- Directions -
Strip the pictures and reproduce the rest of the listing exactly.

- - - -

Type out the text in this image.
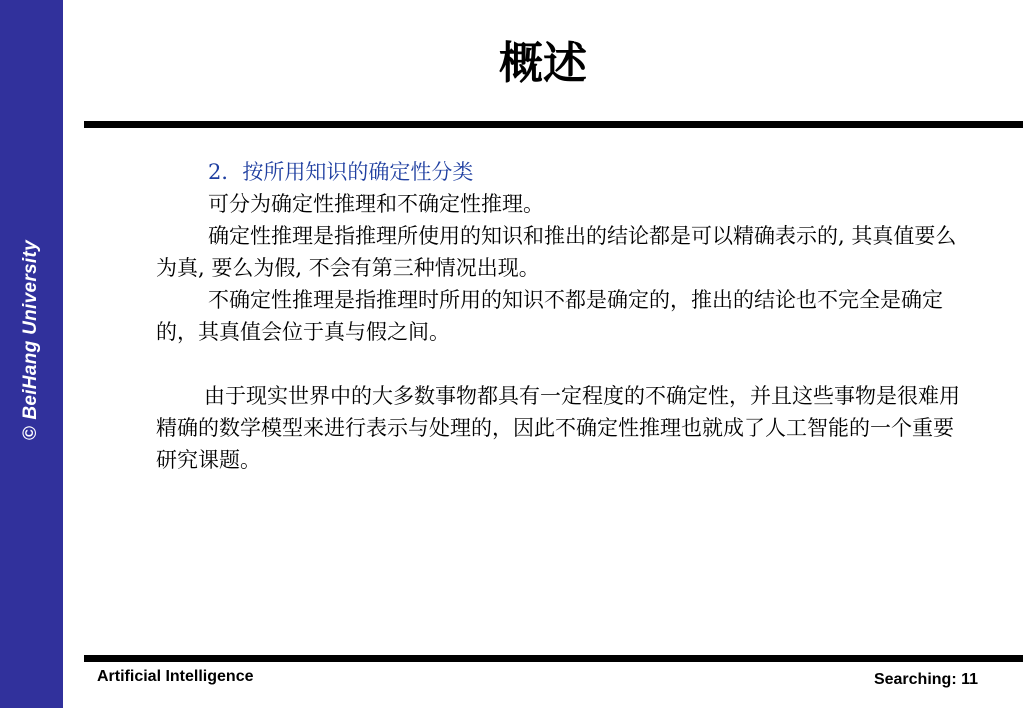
©BeiHang University
概述

2．按所用知识的确定性分类

可分为确定性推理和不确定性推理。

确定性推理是指推理所使用的知识和推出的结论都是可以精确表示的, 其真值要么为真, 要么为假, 不会有第三种情况出现。

不确定性推理是指推理时所用的知识不都是确定的，推出的结论也不完全是确定的，其真值会位于真与假之间。

由于现实世界中的大多数事物都具有一定程度的不确定性，并且这些事物是很难用精确的数学模型来进行表示与处理的，因此不确定性推理也就成了人工智能的一个重要研究课题。

Artificial Intelligence	Searching: 11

- - - -

- Reply -
Type out the text in this image.
©BeiHang University
概述

2．按所用知识的确定性分类

可分为确定性推理和不确定性推理。

确定性推理是指推理所使用的知识和推出的结论都是可以精确表示的, 其真值要么为真, 要么为假, 不会有第三种情况出现。

不确定性推理是指推理时所用的知识不都是确定的，推出的结论也不完全是确定的，其真值会位于真与假之间。

由于现实世界中的大多数事物都具有一定程度的不确定性，并且这些事物是很难用精确的数学模型来进行表示与处理的，因此不确定性推理也就成了人工智能的一个重要研究课题。

Artificial Intelligence	Searching: 11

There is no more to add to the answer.